• [Given task] Extract the passage on traction-free boundary conditions for a rectangle in full, keeping every word, symbol and line break unchanged.

• [Page excerpt]
Suppose that ${\displaystyle 2a}$ and ${\displaystyle 2b}$ are the two sides of the rectangle, and ${\displaystyle a>b}$. Also ${\displaystyle a}$ is the side parallel to ${\displaystyle x_1}$ and ${\displaystyle b}$ is the side parallel to ${\displaystyle x_2}$. Then, the traction-free BCs are

${\displaystyle {\psi }_{,1}=x_2\text{on}{x}_1=\pm a,\text{and}{\psi }_{,2}=-x_1\text{on}{x}_2=\pm b}$

A suitable ${\displaystyle \psi }$ must satisfy these BCs and ${\displaystyle {\mathrm{\nabla }}^2\psi =0}$.

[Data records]
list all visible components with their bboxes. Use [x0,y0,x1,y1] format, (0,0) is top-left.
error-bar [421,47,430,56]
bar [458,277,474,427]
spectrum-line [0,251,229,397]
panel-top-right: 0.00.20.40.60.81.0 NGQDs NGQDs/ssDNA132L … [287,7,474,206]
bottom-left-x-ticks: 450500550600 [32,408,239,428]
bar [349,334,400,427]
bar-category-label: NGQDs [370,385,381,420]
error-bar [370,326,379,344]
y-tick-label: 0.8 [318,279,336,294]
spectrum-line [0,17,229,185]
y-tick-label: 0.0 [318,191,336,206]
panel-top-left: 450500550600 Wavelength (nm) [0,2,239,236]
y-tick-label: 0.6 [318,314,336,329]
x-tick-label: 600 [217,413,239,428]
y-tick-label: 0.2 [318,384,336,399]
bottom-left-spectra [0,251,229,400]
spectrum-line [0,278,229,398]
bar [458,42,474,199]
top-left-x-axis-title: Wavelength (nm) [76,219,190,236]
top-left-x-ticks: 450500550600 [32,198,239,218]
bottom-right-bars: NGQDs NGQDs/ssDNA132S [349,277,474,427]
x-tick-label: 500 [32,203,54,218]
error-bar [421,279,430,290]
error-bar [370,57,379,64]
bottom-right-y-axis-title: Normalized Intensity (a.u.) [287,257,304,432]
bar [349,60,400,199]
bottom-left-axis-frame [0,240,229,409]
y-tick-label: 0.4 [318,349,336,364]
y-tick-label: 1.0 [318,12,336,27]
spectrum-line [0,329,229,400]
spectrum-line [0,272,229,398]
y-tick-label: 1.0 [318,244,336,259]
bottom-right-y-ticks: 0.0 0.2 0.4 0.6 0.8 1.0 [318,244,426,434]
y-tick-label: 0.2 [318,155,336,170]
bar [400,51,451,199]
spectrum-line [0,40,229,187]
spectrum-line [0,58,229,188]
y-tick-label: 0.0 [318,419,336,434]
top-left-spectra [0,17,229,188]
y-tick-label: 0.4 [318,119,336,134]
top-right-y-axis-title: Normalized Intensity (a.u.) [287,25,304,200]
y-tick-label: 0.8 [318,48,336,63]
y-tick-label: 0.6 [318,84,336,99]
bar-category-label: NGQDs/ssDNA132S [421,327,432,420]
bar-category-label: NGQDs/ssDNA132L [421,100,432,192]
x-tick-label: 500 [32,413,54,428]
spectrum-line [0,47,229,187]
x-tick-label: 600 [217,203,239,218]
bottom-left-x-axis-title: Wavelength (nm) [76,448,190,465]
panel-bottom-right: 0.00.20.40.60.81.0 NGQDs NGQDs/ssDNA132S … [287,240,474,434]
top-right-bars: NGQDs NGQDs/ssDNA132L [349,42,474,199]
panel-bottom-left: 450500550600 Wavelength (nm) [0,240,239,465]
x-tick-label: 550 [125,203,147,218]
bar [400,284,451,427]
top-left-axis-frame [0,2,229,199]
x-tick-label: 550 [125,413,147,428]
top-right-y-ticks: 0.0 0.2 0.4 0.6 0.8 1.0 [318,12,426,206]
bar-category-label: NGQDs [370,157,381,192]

• [Output of the exercise]
Suppose that ${\displaystyle 2a}$ and ${\displaystyle 2b}$ are the two sides of the rectangle, and ${\displaystyle a>b}$. Also ${\displaystyle a}$ is the side parallel to ${\displaystyle x_1}$ and ${\displaystyle b}$ is the side parallel to ${\displaystyle x_2}$. Then, the traction-free BCs are

${\displaystyle {\psi }_{,1}=x_2\text{on}{x}_1=\pm a,\text{and}{\psi }_{,2}=-x_1\text{on}{x}_2=\pm b}$

A suitable ${\displaystyle \psi }$ must satisfy these BCs and ${\displaystyle {\mathrm{\nabla }}^2\psi =0}$.